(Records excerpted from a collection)

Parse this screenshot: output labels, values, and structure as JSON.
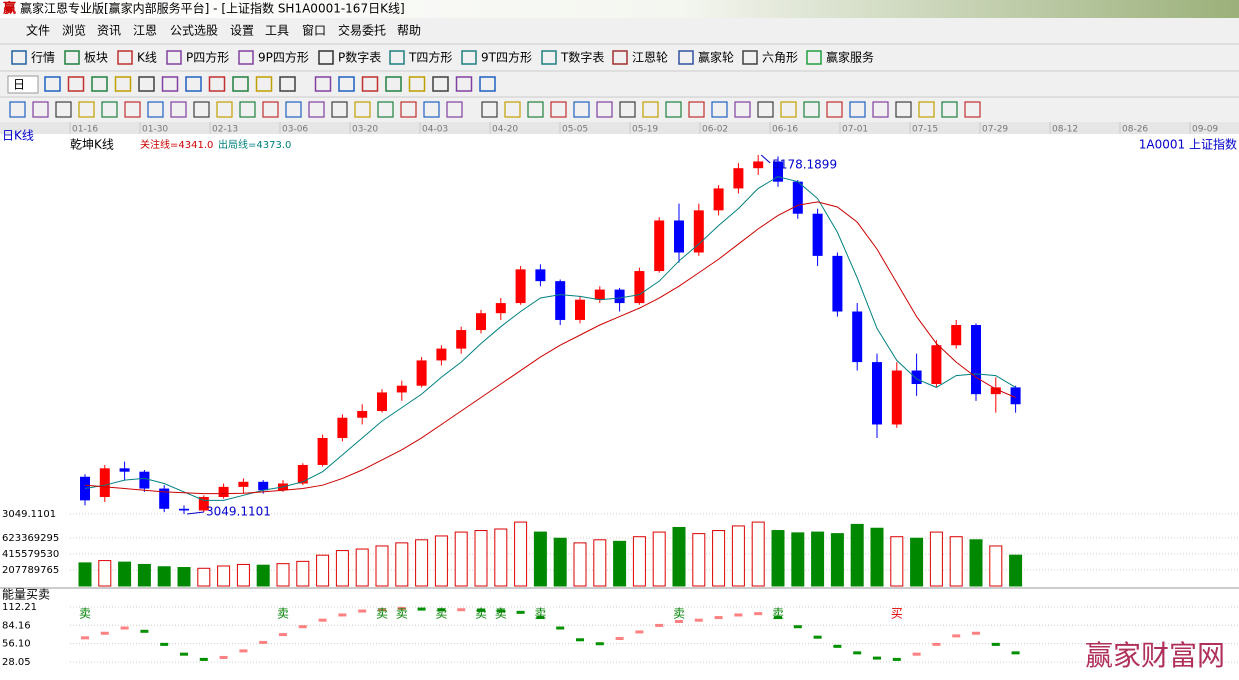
{
  "window": {
    "icon": "赢",
    "title": "赢家江恩专业版[赢家内部服务平台] - [上证指数  SH1A0001-167日K线]"
  },
  "menu": [
    "文件",
    "浏览",
    "资讯",
    "江恩",
    "公式选股",
    "设置",
    "工具",
    "窗口",
    "交易委托",
    "帮助"
  ],
  "toolbar": [
    "行情",
    "板块",
    "K线",
    "P四方形",
    "9P四方形",
    "P数字表",
    "T四方形",
    "9T四方形",
    "T数字表",
    "江恩轮",
    "赢家轮",
    "六角形",
    "赢家服务"
  ],
  "period_selector": "日",
  "watermark": "赢家财富网",
  "chart_data": [
    {
      "type": "candlestick",
      "period_label": "日K线",
      "indicator_label": "乾坤K线",
      "annotations": [
        "关注线=4341.0",
        "出局线=4373.0"
      ],
      "symbol": "1A0001  上证指数",
      "date_labels": [
        "01-16",
        "01-30",
        "02-13",
        "03-06",
        "03-20",
        "04-03",
        "04-20",
        "05-05",
        "05-19",
        "06-02",
        "06-16",
        "07-01",
        "07-15",
        "07-29",
        "08-12",
        "08-26",
        "09-09"
      ],
      "open": [
        3270,
        3150,
        3320,
        3300,
        3200,
        3080,
        3070,
        3150,
        3210,
        3240,
        3190,
        3230,
        3340,
        3500,
        3620,
        3660,
        3770,
        3810,
        3960,
        4030,
        4140,
        4240,
        4300,
        4500,
        4430,
        4200,
        4320,
        4380,
        4300,
        4490,
        4790,
        4600,
        4850,
        4980,
        5100,
        5140,
        5020,
        4830,
        4580,
        4250,
        3950,
        3580,
        3900,
        3820,
        4050,
        4170,
        3760,
        3800
      ],
      "high": [
        3285,
        3340,
        3360,
        3310,
        3220,
        3100,
        3160,
        3230,
        3260,
        3250,
        3250,
        3350,
        3520,
        3640,
        3700,
        3790,
        3840,
        3980,
        4050,
        4160,
        4260,
        4330,
        4520,
        4530,
        4440,
        4340,
        4400,
        4390,
        4510,
        4810,
        4890,
        4890,
        5000,
        5130,
        5178.1899,
        5170,
        5030,
        4860,
        4600,
        4300,
        4000,
        3950,
        4000,
        4080,
        4200,
        4180,
        3860,
        3810
      ],
      "low": [
        3100,
        3120,
        3250,
        3180,
        3060,
        3049.1101,
        3060,
        3140,
        3170,
        3170,
        3180,
        3220,
        3330,
        3480,
        3580,
        3650,
        3720,
        3800,
        3930,
        4000,
        4120,
        4200,
        4290,
        4400,
        4170,
        4180,
        4300,
        4250,
        4290,
        4480,
        4540,
        4580,
        4820,
        4950,
        5060,
        4990,
        4800,
        4520,
        4220,
        3900,
        3500,
        3560,
        3750,
        3800,
        4030,
        3720,
        3650,
        3650
      ],
      "close": [
        3130,
        3320,
        3300,
        3200,
        3080,
        3070,
        3150,
        3210,
        3240,
        3190,
        3230,
        3340,
        3500,
        3620,
        3660,
        3770,
        3810,
        3960,
        4030,
        4140,
        4240,
        4300,
        4500,
        4430,
        4200,
        4320,
        4380,
        4300,
        4490,
        4790,
        4600,
        4850,
        4980,
        5100,
        5140,
        5020,
        4830,
        4580,
        4250,
        3950,
        3580,
        3900,
        3820,
        4050,
        4170,
        3760,
        3800,
        3700
      ],
      "up_color": "#ff0000",
      "down_color": "#0000ff",
      "lines": [
        {
          "color": "#008080",
          "values": [
            3200,
            3220,
            3250,
            3260,
            3230,
            3180,
            3130,
            3130,
            3160,
            3190,
            3210,
            3240,
            3300,
            3400,
            3500,
            3600,
            3680,
            3760,
            3860,
            3950,
            4060,
            4160,
            4250,
            4330,
            4350,
            4340,
            4320,
            4330,
            4350,
            4430,
            4550,
            4650,
            4760,
            4860,
            4980,
            5050,
            5020,
            4920,
            4720,
            4450,
            4150,
            3960,
            3850,
            3800,
            3870,
            3880,
            3870,
            3800
          ]
        },
        {
          "color": "#cc0000",
          "values": [
            3220,
            3210,
            3200,
            3190,
            3180,
            3175,
            3170,
            3170,
            3172,
            3180,
            3190,
            3200,
            3220,
            3260,
            3310,
            3370,
            3430,
            3500,
            3580,
            3660,
            3740,
            3820,
            3900,
            3980,
            4050,
            4110,
            4170,
            4220,
            4270,
            4330,
            4400,
            4480,
            4560,
            4650,
            4740,
            4820,
            4880,
            4900,
            4870,
            4780,
            4620,
            4420,
            4220,
            4060,
            3950,
            3860,
            3790,
            3740
          ]
        }
      ],
      "ylim": [
        3031.3,
        5207.9
      ],
      "yticks": [
        3049.1101
      ]
    },
    {
      "type": "bar",
      "values": [
        300000000,
        330000000,
        310000000,
        280000000,
        250000000,
        240000000,
        230000000,
        260000000,
        280000000,
        270000000,
        290000000,
        320000000,
        400000000,
        460000000,
        480000000,
        520000000,
        560000000,
        600000000,
        650000000,
        700000000,
        720000000,
        740000000,
        830000000,
        700000000,
        620000000,
        560000000,
        600000000,
        580000000,
        640000000,
        700000000,
        760000000,
        680000000,
        720000000,
        780000000,
        830000000,
        720000000,
        690000000,
        700000000,
        680000000,
        800000000,
        750000000,
        640000000,
        620000000,
        700000000,
        640000000,
        600000000,
        520000000,
        400000000
      ],
      "up_color": "#dd0000",
      "down_color": "#008800",
      "ylim": [
        0,
        883000000
      ],
      "yticks": [
        207789765,
        415579530,
        623369295
      ]
    },
    {
      "type": "line",
      "title": "能量买卖",
      "values": [
        65,
        72,
        80,
        75,
        55,
        40,
        32,
        35,
        45,
        58,
        70,
        82,
        92,
        100,
        106,
        108,
        110,
        109,
        108,
        108,
        107,
        106,
        104,
        96,
        80,
        62,
        56,
        64,
        74,
        84,
        90,
        92,
        96,
        100,
        102,
        96,
        82,
        66,
        52,
        42,
        34,
        32,
        40,
        55,
        68,
        72,
        55,
        42
      ],
      "signals": [
        {
          "text": "卖",
          "color": "#008000"
        },
        null,
        null,
        null,
        null,
        null,
        null,
        null,
        null,
        null,
        {
          "text": "卖",
          "color": "#008000"
        },
        null,
        null,
        null,
        null,
        {
          "text": "卖",
          "color": "#008000"
        },
        {
          "text": "卖",
          "color": "#008000"
        },
        null,
        {
          "text": "卖",
          "color": "#008000"
        },
        null,
        {
          "text": "卖",
          "color": "#008000"
        },
        {
          "text": "卖",
          "color": "#008000"
        },
        null,
        {
          "text": "卖",
          "color": "#008000"
        },
        null,
        null,
        null,
        null,
        null,
        null,
        {
          "text": "卖",
          "color": "#008000"
        },
        null,
        null,
        null,
        null,
        {
          "text": "卖",
          "color": "#008000"
        },
        null,
        null,
        null,
        null,
        null,
        {
          "text": "买",
          "color": "#dd0000"
        },
        null,
        null,
        null,
        null,
        null,
        null
      ],
      "up_color": "#ff8080",
      "down_color": "#009000",
      "ylim": [
        6.6,
        118.3
      ],
      "yticks": [
        28.05,
        {
          "value": 56.1,
          "label": "56.10"
        },
        84.16,
        112.21
      ]
    }
  ]
}
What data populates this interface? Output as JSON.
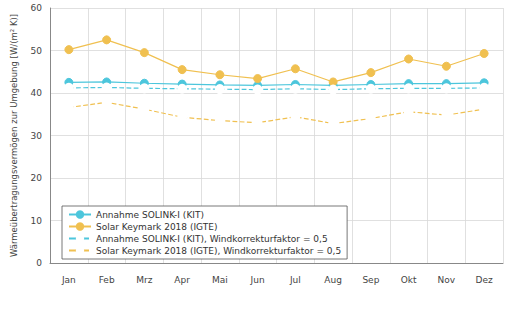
{
  "chart_data": {
    "type": "line",
    "y_label": "Wärmeübertragungsvermögen zur Umgebung [W/(m² K)]",
    "categories": [
      "Jan",
      "Feb",
      "Mrz",
      "Apr",
      "Mai",
      "Jun",
      "Jul",
      "Aug",
      "Sep",
      "Okt",
      "Nov",
      "Dez"
    ],
    "ylim": [
      0,
      60
    ],
    "yticks": [
      0,
      10,
      20,
      30,
      40,
      50,
      60
    ],
    "grid": true,
    "legend": "lower left",
    "series": [
      {
        "name": "Annahme SOLINK-I (KIT)",
        "color": "#4cc6dc",
        "marker": "circle",
        "line_style": "solid",
        "values": [
          42.5,
          42.6,
          42.3,
          42.1,
          41.9,
          41.8,
          42.0,
          41.8,
          42.0,
          42.2,
          42.2,
          42.4
        ]
      },
      {
        "name": "Solar Keymark 2018 (IGTE)",
        "color": "#f0c050",
        "marker": "circle",
        "line_style": "solid",
        "values": [
          50.2,
          52.5,
          49.5,
          45.5,
          44.3,
          43.4,
          45.7,
          42.6,
          44.8,
          48.0,
          46.3,
          49.3
        ]
      },
      {
        "name": "Annahme SOLINK-I (KIT), Windkorrekturfaktor = 0,5",
        "color": "#4cc6dc",
        "marker": "open_circle",
        "line_style": "dashed",
        "values": [
          41.2,
          41.3,
          41.1,
          41.0,
          40.9,
          40.8,
          41.0,
          40.8,
          41.0,
          41.1,
          41.1,
          41.2
        ]
      },
      {
        "name": "Solar Keymark 2018 (IGTE), Windkorrekturfaktor = 0,5",
        "color": "#f0c050",
        "marker": "open_circle",
        "line_style": "dashed",
        "values": [
          36.6,
          37.8,
          36.2,
          34.3,
          33.5,
          33.0,
          34.4,
          32.8,
          34.0,
          35.6,
          34.8,
          36.2
        ]
      }
    ]
  }
}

▶ **Given request**: Write out every line from the entries where "title" appears.

▶ **Exercise response**:
    "title": "赢家江恩专业版[赢家内部服务平台] - [上证指数  SH1A0001-167日K线]"
      "title": "能量买卖",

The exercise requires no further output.